**Short exercise:**
Retype the material in full, keeping every word the same.

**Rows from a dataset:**
-*-

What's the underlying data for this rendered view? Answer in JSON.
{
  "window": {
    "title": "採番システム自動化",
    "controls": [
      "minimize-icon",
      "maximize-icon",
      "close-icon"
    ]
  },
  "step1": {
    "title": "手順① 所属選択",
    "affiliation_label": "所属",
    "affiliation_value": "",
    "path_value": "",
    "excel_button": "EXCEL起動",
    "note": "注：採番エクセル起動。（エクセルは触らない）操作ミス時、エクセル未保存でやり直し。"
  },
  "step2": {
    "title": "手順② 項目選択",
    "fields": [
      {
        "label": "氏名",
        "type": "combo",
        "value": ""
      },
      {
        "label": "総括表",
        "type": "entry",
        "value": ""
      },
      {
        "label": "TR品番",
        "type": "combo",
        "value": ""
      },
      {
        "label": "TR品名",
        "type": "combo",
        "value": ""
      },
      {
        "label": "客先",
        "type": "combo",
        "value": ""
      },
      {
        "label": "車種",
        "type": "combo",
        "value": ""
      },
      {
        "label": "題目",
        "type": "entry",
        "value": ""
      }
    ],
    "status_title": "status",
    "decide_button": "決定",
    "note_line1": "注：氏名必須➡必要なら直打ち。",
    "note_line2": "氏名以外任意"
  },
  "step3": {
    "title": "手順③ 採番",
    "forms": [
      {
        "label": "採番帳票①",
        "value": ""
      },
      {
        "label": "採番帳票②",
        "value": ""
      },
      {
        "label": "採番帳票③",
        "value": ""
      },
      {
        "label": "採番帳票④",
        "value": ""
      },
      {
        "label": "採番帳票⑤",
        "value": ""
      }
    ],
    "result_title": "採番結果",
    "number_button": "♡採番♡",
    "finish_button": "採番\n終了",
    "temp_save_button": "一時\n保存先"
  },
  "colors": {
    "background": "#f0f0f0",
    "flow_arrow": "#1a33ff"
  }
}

-*-

**Answer:**
What's the underlying data for this rendered view? Answer in JSON.
{
  "window": {
    "title": "採番システム自動化",
    "controls": [
      "minimize-icon",
      "maximize-icon",
      "close-icon"
    ]
  },
  "step1": {
    "title": "手順① 所属選択",
    "affiliation_label": "所属",
    "affiliation_value": "",
    "path_value": "",
    "excel_button": "EXCEL起動",
    "note": "注：採番エクセル起動。（エクセルは触らない）操作ミス時、エクセル未保存でやり直し。"
  },
  "step2": {
    "title": "手順② 項目選択",
    "fields": [
      {
        "label": "氏名",
        "type": "combo",
        "value": ""
      },
      {
        "label": "総括表",
        "type": "entry",
        "value": ""
      },
      {
        "label": "TR品番",
        "type": "combo",
        "value": ""
      },
      {
        "label": "TR品名",
        "type": "combo",
        "value": ""
      },
      {
        "label": "客先",
        "type": "combo",
        "value": ""
      },
      {
        "label": "車種",
        "type": "combo",
        "value": ""
      },
      {
        "label": "題目",
        "type": "entry",
        "value": ""
      }
    ],
    "status_title": "status",
    "decide_button": "決定",
    "note_line1": "注：氏名必須➡必要なら直打ち。",
    "note_line2": "氏名以外任意"
  },
  "step3": {
    "title": "手順③ 採番",
    "forms": [
      {
        "label": "採番帳票①",
        "value": ""
      },
      {
        "label": "採番帳票②",
        "value": ""
      },
      {
        "label": "採番帳票③",
        "value": ""
      },
      {
        "label": "採番帳票④",
        "value": ""
      },
      {
        "label": "採番帳票⑤",
        "value": ""
      }
    ],
    "result_title": "採番結果",
    "number_button": "♡採番♡",
    "finish_button": "採番\n終了",
    "temp_save_button": "一時\n保存先"
  },
  "colors": {
    "background": "#f0f0f0",
    "flow_arrow": "#1a33ff"
  }
}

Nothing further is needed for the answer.